━━━━━ Records for this exercise ━━━━━

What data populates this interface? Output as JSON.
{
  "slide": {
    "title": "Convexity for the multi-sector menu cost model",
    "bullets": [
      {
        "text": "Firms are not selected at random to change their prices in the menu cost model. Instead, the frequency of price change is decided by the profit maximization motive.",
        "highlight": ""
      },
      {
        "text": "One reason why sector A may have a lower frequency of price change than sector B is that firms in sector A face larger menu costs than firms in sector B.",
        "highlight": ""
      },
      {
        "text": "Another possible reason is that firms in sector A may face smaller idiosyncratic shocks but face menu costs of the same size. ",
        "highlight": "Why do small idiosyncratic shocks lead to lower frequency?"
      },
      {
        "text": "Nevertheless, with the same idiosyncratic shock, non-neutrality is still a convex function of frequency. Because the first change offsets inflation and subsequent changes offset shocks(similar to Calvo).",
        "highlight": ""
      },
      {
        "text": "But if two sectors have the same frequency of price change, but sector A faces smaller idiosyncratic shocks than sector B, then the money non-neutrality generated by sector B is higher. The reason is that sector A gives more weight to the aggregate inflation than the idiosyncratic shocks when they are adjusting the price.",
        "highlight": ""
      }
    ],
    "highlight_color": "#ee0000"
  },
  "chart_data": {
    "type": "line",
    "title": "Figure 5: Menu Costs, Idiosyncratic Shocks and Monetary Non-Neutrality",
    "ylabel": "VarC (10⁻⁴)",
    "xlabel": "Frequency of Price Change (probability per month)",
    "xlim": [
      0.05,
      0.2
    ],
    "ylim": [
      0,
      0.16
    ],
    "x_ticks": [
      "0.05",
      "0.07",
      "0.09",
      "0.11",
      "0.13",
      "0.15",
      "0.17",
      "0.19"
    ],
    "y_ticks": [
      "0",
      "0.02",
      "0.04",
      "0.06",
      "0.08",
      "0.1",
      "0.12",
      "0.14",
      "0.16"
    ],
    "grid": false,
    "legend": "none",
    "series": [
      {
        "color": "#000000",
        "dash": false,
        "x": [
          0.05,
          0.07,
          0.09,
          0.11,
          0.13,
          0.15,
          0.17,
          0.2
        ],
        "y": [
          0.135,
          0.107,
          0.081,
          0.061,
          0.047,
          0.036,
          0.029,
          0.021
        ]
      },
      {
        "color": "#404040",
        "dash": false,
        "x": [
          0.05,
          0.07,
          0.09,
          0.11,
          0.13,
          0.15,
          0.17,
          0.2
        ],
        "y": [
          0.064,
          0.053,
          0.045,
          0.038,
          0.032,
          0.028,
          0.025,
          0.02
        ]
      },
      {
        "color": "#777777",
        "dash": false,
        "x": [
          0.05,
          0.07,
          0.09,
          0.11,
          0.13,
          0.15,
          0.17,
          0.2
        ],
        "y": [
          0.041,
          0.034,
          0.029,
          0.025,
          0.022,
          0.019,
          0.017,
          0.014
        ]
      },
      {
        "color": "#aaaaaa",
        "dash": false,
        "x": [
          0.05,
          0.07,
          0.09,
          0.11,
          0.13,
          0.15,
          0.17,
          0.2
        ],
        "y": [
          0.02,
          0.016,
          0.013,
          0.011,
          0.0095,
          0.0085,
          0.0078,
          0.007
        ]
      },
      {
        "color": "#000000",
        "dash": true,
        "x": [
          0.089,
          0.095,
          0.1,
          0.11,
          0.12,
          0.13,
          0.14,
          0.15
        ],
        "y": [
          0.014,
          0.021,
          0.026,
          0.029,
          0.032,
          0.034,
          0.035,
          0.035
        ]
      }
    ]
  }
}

━━━━━

**Task details**: Return the material exactly as it stands.

**Finished exercise**:
What data populates this interface? Output as JSON.
{
  "slide": {
    "title": "Convexity for the multi-sector menu cost model",
    "bullets": [
      {
        "text": "Firms are not selected at random to change their prices in the menu cost model. Instead, the frequency of price change is decided by the profit maximization motive.",
        "highlight": ""
      },
      {
        "text": "One reason why sector A may have a lower frequency of price change than sector B is that firms in sector A face larger menu costs than firms in sector B.",
        "highlight": ""
      },
      {
        "text": "Another possible reason is that firms in sector A may face smaller idiosyncratic shocks but face menu costs of the same size. ",
        "highlight": "Why do small idiosyncratic shocks lead to lower frequency?"
      },
      {
        "text": "Nevertheless, with the same idiosyncratic shock, non-neutrality is still a convex function of frequency. Because the first change offsets inflation and subsequent changes offset shocks(similar to Calvo).",
        "highlight": ""
      },
      {
        "text": "But if two sectors have the same frequency of price change, but sector A faces smaller idiosyncratic shocks than sector B, then the money non-neutrality generated by sector B is higher. The reason is that sector A gives more weight to the aggregate inflation than the idiosyncratic shocks when they are adjusting the price.",
        "highlight": ""
      }
    ],
    "highlight_color": "#ee0000"
  },
  "chart_data": {
    "type": "line",
    "title": "Figure 5: Menu Costs, Idiosyncratic Shocks and Monetary Non-Neutrality",
    "ylabel": "VarC (10⁻⁴)",
    "xlabel": "Frequency of Price Change (probability per month)",
    "xlim": [
      0.05,
      0.2
    ],
    "ylim": [
      0,
      0.16
    ],
    "x_ticks": [
      "0.05",
      "0.07",
      "0.09",
      "0.11",
      "0.13",
      "0.15",
      "0.17",
      "0.19"
    ],
    "y_ticks": [
      "0",
      "0.02",
      "0.04",
      "0.06",
      "0.08",
      "0.1",
      "0.12",
      "0.14",
      "0.16"
    ],
    "grid": false,
    "legend": "none",
    "series": [
      {
        "color": "#000000",
        "dash": false,
        "x": [
          0.05,
          0.07,
          0.09,
          0.11,
          0.13,
          0.15,
          0.17,
          0.2
        ],
        "y": [
          0.135,
          0.107,
          0.081,
          0.061,
          0.047,
          0.036,
          0.029,
          0.021
        ]
      },
      {
        "color": "#404040",
        "dash": false,
        "x": [
          0.05,
          0.07,
          0.09,
          0.11,
          0.13,
          0.15,
          0.17,
          0.2
        ],
        "y": [
          0.064,
          0.053,
          0.045,
          0.038,
          0.032,
          0.028,
          0.025,
          0.02
        ]
      },
      {
        "color": "#777777",
        "dash": false,
        "x": [
          0.05,
          0.07,
          0.09,
          0.11,
          0.13,
          0.15,
          0.17,
          0.2
        ],
        "y": [
          0.041,
          0.034,
          0.029,
          0.025,
          0.022,
          0.019,
          0.017,
          0.014
        ]
      },
      {
        "color": "#aaaaaa",
        "dash": false,
        "x": [
          0.05,
          0.07,
          0.09,
          0.11,
          0.13,
          0.15,
          0.17,
          0.2
        ],
        "y": [
          0.02,
          0.016,
          0.013,
          0.011,
          0.0095,
          0.0085,
          0.0078,
          0.007
        ]
      },
      {
        "color": "#000000",
        "dash": true,
        "x": [
          0.089,
          0.095,
          0.1,
          0.11,
          0.12,
          0.13,
          0.14,
          0.15
        ],
        "y": [
          0.014,
          0.021,
          0.026,
          0.029,
          0.032,
          0.034,
          0.035,
          0.035
        ]
      }
    ]
  }
}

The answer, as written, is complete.